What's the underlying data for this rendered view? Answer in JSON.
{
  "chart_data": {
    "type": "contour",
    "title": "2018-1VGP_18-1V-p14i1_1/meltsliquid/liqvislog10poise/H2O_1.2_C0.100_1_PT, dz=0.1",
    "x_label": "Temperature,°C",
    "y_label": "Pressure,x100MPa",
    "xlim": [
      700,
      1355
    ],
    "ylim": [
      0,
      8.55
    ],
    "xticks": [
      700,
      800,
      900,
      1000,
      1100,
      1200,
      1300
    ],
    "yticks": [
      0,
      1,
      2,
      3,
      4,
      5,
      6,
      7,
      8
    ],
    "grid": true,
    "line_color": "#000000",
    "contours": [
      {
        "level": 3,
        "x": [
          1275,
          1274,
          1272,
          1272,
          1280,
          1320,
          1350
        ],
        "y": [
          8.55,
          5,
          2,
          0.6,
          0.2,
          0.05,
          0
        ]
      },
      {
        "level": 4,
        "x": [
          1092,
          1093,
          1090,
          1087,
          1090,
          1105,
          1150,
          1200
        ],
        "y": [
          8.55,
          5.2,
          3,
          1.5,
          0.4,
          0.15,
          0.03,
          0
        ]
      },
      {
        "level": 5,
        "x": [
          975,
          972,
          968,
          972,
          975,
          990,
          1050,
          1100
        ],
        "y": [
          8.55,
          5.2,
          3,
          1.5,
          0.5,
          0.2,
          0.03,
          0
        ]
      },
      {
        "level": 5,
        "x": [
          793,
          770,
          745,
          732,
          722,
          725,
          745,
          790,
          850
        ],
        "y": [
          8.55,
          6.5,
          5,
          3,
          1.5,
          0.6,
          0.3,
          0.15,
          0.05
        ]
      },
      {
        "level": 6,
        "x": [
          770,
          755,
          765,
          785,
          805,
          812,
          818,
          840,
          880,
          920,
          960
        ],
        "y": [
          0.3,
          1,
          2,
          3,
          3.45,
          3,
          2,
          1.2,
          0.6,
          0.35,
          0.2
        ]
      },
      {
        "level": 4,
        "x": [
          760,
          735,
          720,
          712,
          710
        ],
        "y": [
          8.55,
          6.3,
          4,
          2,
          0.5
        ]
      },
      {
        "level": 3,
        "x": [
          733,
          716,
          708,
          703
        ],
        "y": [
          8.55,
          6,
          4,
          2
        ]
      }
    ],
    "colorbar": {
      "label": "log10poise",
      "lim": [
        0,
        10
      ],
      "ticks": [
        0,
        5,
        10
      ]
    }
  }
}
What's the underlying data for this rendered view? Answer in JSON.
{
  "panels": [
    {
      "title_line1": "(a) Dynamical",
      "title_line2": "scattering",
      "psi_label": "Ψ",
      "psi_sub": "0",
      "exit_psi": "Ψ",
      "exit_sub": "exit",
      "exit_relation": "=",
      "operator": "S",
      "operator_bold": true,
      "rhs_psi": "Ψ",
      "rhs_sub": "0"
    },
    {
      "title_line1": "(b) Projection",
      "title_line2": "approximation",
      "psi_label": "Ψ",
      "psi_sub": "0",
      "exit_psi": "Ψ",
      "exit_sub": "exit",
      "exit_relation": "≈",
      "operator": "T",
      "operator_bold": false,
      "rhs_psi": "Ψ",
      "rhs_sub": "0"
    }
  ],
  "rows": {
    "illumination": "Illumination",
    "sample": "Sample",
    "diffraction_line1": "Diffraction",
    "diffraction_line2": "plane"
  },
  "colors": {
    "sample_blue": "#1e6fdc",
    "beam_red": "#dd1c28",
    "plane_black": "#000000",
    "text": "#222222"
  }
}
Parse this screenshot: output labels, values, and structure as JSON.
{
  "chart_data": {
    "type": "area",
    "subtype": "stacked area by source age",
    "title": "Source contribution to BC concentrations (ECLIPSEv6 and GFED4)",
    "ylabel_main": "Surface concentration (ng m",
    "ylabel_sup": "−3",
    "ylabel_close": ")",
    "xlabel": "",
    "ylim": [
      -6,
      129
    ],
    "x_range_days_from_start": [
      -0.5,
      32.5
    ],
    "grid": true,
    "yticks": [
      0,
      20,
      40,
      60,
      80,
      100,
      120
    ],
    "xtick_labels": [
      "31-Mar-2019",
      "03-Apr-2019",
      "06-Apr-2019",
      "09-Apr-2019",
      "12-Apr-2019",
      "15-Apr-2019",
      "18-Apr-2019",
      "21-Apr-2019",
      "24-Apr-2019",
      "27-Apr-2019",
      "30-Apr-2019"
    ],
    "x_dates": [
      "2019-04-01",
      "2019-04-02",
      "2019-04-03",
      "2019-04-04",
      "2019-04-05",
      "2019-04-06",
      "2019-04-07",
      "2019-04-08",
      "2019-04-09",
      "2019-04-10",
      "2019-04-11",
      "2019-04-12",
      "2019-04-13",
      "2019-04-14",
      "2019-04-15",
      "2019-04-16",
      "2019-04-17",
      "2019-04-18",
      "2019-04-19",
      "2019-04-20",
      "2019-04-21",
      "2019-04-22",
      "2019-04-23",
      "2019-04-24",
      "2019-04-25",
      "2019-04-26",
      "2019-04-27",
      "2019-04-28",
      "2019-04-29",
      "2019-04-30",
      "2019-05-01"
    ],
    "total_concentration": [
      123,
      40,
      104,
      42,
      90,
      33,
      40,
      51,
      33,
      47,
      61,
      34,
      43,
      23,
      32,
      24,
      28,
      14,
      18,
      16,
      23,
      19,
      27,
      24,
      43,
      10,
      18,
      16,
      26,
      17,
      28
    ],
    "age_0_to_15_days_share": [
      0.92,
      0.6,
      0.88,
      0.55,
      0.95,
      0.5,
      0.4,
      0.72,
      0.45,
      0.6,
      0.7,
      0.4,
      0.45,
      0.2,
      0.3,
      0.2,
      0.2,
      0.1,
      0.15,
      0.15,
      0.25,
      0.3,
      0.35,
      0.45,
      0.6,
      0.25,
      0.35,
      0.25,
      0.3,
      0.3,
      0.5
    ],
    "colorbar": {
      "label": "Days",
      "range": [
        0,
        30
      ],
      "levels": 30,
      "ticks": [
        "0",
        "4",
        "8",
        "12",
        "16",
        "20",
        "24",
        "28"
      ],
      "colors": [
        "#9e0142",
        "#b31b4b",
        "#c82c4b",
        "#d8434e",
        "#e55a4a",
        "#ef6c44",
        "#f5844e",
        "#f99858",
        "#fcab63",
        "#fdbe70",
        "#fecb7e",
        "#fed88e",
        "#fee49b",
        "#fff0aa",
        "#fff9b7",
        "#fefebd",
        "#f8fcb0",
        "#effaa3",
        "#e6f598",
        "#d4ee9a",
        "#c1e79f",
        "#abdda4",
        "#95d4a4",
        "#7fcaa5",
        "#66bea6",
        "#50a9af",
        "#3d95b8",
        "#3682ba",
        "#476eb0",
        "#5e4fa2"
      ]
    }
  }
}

-----

• AIM: Set down all of the records shown above once more, exactly.

• REPLY:
What's the underlying data for this rendered view? Answer in JSON.
{
  "chart_data": {
    "type": "contour",
    "title": "2018-1VGP_18-1V-p14i1_1/meltsliquid/liqvislog10poise/H2O_1.2_C0.100_1_PT, dz=0.1",
    "x_label": "Temperature,°C",
    "y_label": "Pressure,x100MPa",
    "xlim": [
      700,
      1355
    ],
    "ylim": [
      0,
      8.55
    ],
    "xticks": [
      700,
      800,
      900,
      1000,
      1100,
      1200,
      1300
    ],
    "yticks": [
      0,
      1,
      2,
      3,
      4,
      5,
      6,
      7,
      8
    ],
    "grid": true,
    "line_color": "#000000",
    "contours": [
      {
        "level": 3,
        "x": [
          1275,
          1274,
          1272,
          1272,
          1280,
          1320,
          1350
        ],
        "y": [
          8.55,
          5,
          2,
          0.6,
          0.2,
          0.05,
          0
        ]
      },
      {
        "level": 4,
        "x": [
          1092,
          1093,
          1090,
          1087,
          1090,
          1105,
          1150,
          1200
        ],
        "y": [
          8.55,
          5.2,
          3,
          1.5,
          0.4,
          0.15,
          0.03,
          0
        ]
      },
      {
        "level": 5,
        "x": [
          975,
          972,
          968,
          972,
          975,
          990,
          1050,
          1100
        ],
        "y": [
          8.55,
          5.2,
          3,
          1.5,
          0.5,
          0.2,
          0.03,
          0
        ]
      },
      {
        "level": 5,
        "x": [
          793,
          770,
          745,
          732,
          722,
          725,
          745,
          790,
          850
        ],
        "y": [
          8.55,
          6.5,
          5,
          3,
          1.5,
          0.6,
          0.3,
          0.15,
          0.05
        ]
      },
      {
        "level": 6,
        "x": [
          770,
          755,
          765,
          785,
          805,
          812,
          818,
          840,
          880,
          920,
          960
        ],
        "y": [
          0.3,
          1,
          2,
          3,
          3.45,
          3,
          2,
          1.2,
          0.6,
          0.35,
          0.2
        ]
      },
      {
        "level": 4,
        "x": [
          760,
          735,
          720,
          712,
          710
        ],
        "y": [
          8.55,
          6.3,
          4,
          2,
          0.5
        ]
      },
      {
        "level": 3,
        "x": [
          733,
          716,
          708,
          703
        ],
        "y": [
          8.55,
          6,
          4,
          2
        ]
      }
    ],
    "colorbar": {
      "label": "log10poise",
      "lim": [
        0,
        10
      ],
      "ticks": [
        0,
        5,
        10
      ]
    }
  }
}
What's the underlying data for this rendered view? Answer in JSON.
{
  "panels": [
    {
      "title_line1": "(a) Dynamical",
      "title_line2": "scattering",
      "psi_label": "Ψ",
      "psi_sub": "0",
      "exit_psi": "Ψ",
      "exit_sub": "exit",
      "exit_relation": "=",
      "operator": "S",
      "operator_bold": true,
      "rhs_psi": "Ψ",
      "rhs_sub": "0"
    },
    {
      "title_line1": "(b) Projection",
      "title_line2": "approximation",
      "psi_label": "Ψ",
      "psi_sub": "0",
      "exit_psi": "Ψ",
      "exit_sub": "exit",
      "exit_relation": "≈",
      "operator": "T",
      "operator_bold": false,
      "rhs_psi": "Ψ",
      "rhs_sub": "0"
    }
  ],
  "rows": {
    "illumination": "Illumination",
    "sample": "Sample",
    "diffraction_line1": "Diffraction",
    "diffraction_line2": "plane"
  },
  "colors": {
    "sample_blue": "#1e6fdc",
    "beam_red": "#dd1c28",
    "plane_black": "#000000",
    "text": "#222222"
  }
}
Parse this screenshot: output labels, values, and structure as JSON.
{
  "chart_data": {
    "type": "area",
    "subtype": "stacked area by source age",
    "title": "Source contribution to BC concentrations (ECLIPSEv6 and GFED4)",
    "ylabel_main": "Surface concentration (ng m",
    "ylabel_sup": "−3",
    "ylabel_close": ")",
    "xlabel": "",
    "ylim": [
      -6,
      129
    ],
    "x_range_days_from_start": [
      -0.5,
      32.5
    ],
    "grid": true,
    "yticks": [
      0,
      20,
      40,
      60,
      80,
      100,
      120
    ],
    "xtick_labels": [
      "31-Mar-2019",
      "03-Apr-2019",
      "06-Apr-2019",
      "09-Apr-2019",
      "12-Apr-2019",
      "15-Apr-2019",
      "18-Apr-2019",
      "21-Apr-2019",
      "24-Apr-2019",
      "27-Apr-2019",
      "30-Apr-2019"
    ],
    "x_dates": [
      "2019-04-01",
      "2019-04-02",
      "2019-04-03",
      "2019-04-04",
      "2019-04-05",
      "2019-04-06",
      "2019-04-07",
      "2019-04-08",
      "2019-04-09",
      "2019-04-10",
      "2019-04-11",
      "2019-04-12",
      "2019-04-13",
      "2019-04-14",
      "2019-04-15",
      "2019-04-16",
      "2019-04-17",
      "2019-04-18",
      "2019-04-19",
      "2019-04-20",
      "2019-04-21",
      "2019-04-22",
      "2019-04-23",
      "2019-04-24",
      "2019-04-25",
      "2019-04-26",
      "2019-04-27",
      "2019-04-28",
      "2019-04-29",
      "2019-04-30",
      "2019-05-01"
    ],
    "total_concentration": [
      123,
      40,
      104,
      42,
      90,
      33,
      40,
      51,
      33,
      47,
      61,
      34,
      43,
      23,
      32,
      24,
      28,
      14,
      18,
      16,
      23,
      19,
      27,
      24,
      43,
      10,
      18,
      16,
      26,
      17,
      28
    ],
    "age_0_to_15_days_share": [
      0.92,
      0.6,
      0.88,
      0.55,
      0.95,
      0.5,
      0.4,
      0.72,
      0.45,
      0.6,
      0.7,
      0.4,
      0.45,
      0.2,
      0.3,
      0.2,
      0.2,
      0.1,
      0.15,
      0.15,
      0.25,
      0.3,
      0.35,
      0.45,
      0.6,
      0.25,
      0.35,
      0.25,
      0.3,
      0.3,
      0.5
    ],
    "colorbar": {
      "label": "Days",
      "range": [
        0,
        30
      ],
      "levels": 30,
      "ticks": [
        "0",
        "4",
        "8",
        "12",
        "16",
        "20",
        "24",
        "28"
      ],
      "colors": [
        "#9e0142",
        "#b31b4b",
        "#c82c4b",
        "#d8434e",
        "#e55a4a",
        "#ef6c44",
        "#f5844e",
        "#f99858",
        "#fcab63",
        "#fdbe70",
        "#fecb7e",
        "#fed88e",
        "#fee49b",
        "#fff0aa",
        "#fff9b7",
        "#fefebd",
        "#f8fcb0",
        "#effaa3",
        "#e6f598",
        "#d4ee9a",
        "#c1e79f",
        "#abdda4",
        "#95d4a4",
        "#7fcaa5",
        "#66bea6",
        "#50a9af",
        "#3d95b8",
        "#3682ba",
        "#476eb0",
        "#5e4fa2"
      ]
    }
  }
}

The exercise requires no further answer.